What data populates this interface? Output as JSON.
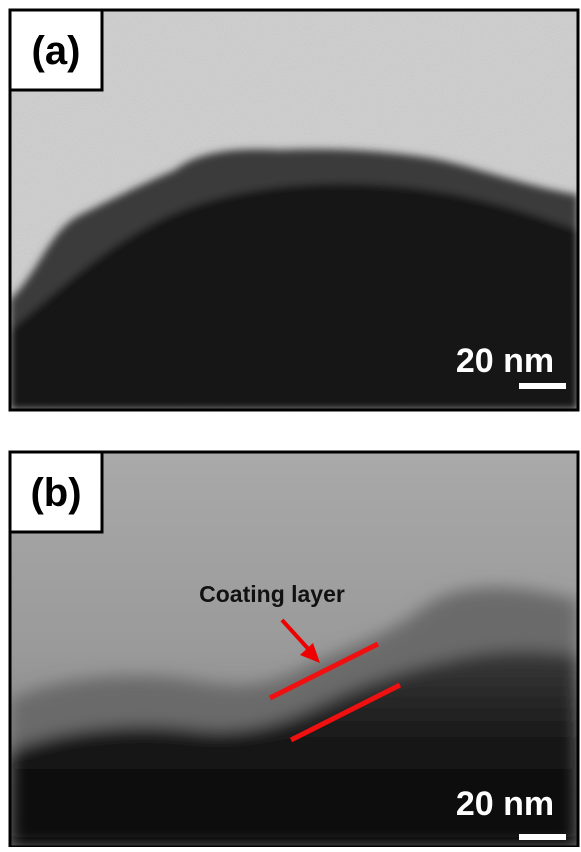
{
  "panels": [
    {
      "label": "(a)",
      "scale_bar": "20 nm"
    },
    {
      "label": "(b)",
      "scale_bar": "20 nm",
      "annotation": "Coating layer"
    }
  ]
}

### Given task
Copy the whole listing above word for word but do not carry over the pictures.

### Output for this exercise
What data populates this interface? Output as JSON.
{
  "panels": [
    {
      "label": "(a)",
      "scale_bar": "20 nm"
    },
    {
      "label": "(b)",
      "scale_bar": "20 nm",
      "annotation": "Coating layer"
    }
  ]
}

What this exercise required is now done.